Stated goal: Transcribe exactly the lines from the one holding "Give me the" to the end of the data below, including both of those lines and no others.

Begin

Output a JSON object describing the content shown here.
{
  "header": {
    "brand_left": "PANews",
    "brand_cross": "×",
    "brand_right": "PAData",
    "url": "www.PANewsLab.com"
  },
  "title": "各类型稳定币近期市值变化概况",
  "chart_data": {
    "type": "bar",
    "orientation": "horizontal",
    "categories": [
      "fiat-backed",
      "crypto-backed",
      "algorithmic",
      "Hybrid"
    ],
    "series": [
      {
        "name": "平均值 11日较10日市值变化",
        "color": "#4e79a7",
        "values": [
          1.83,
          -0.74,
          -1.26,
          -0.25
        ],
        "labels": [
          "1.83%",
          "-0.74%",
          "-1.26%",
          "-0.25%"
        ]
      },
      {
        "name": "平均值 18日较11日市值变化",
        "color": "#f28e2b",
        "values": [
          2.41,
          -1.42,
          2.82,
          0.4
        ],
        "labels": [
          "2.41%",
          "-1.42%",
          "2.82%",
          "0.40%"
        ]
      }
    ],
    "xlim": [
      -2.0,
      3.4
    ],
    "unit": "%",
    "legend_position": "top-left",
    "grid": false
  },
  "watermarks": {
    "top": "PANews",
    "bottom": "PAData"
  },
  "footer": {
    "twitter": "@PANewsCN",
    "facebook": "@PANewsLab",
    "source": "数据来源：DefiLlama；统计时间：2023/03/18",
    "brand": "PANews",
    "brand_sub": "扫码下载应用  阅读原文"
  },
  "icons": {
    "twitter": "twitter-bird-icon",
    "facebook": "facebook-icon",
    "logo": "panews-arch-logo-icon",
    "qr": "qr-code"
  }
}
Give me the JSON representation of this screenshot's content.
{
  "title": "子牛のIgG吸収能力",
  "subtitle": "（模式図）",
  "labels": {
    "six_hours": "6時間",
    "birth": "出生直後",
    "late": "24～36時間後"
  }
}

End

Correct response:
Give me the JSON representation of this screenshot's content.
{
  "title": "子牛のIgG吸収能力",
  "subtitle": "（模式図）",
  "labels": {
    "six_hours": "6時間",
    "birth": "出生直後",
    "late": "24～36時間後"
  }
}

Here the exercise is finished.